§ Task instructions
Within the material below, find each line bearing the word "this" and present it.
-- Exercise data start --
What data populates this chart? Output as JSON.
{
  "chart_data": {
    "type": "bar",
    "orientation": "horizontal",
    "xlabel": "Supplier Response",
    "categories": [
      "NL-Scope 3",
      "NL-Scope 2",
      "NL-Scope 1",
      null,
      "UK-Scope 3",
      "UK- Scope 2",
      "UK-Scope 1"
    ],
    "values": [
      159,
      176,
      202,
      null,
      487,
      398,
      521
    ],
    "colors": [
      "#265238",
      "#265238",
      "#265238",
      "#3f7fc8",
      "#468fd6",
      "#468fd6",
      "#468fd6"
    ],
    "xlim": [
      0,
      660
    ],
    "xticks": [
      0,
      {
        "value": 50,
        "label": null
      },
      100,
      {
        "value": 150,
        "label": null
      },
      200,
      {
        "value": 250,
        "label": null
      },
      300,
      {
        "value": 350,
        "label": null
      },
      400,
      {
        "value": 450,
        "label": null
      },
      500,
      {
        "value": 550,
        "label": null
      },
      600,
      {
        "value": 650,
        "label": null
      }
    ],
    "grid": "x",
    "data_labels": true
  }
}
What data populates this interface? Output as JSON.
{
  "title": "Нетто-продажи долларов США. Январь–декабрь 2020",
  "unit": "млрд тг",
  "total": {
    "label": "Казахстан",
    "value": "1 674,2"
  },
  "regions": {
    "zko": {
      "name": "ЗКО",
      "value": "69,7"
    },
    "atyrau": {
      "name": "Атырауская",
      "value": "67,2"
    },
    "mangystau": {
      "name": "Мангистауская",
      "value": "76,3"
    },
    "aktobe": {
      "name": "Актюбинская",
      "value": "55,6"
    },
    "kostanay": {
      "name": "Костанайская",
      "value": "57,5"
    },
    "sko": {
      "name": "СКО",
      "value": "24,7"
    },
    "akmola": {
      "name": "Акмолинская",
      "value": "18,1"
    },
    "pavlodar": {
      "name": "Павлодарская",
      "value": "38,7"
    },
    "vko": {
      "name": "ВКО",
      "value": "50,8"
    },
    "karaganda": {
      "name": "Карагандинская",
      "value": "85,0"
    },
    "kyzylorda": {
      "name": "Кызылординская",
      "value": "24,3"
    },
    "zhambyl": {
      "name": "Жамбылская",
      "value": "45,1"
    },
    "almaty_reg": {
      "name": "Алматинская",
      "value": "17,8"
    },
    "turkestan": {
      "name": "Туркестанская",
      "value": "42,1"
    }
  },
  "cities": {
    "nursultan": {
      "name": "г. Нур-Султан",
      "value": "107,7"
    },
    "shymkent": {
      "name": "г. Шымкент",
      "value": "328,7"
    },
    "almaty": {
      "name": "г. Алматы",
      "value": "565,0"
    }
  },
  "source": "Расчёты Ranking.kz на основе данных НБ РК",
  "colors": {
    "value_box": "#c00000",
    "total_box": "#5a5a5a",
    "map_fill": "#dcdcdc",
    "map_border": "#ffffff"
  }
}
-- Exercise data end --
§ The reply
What data populates this chart? Output as JSON.
What data populates this interface? Output as JSON.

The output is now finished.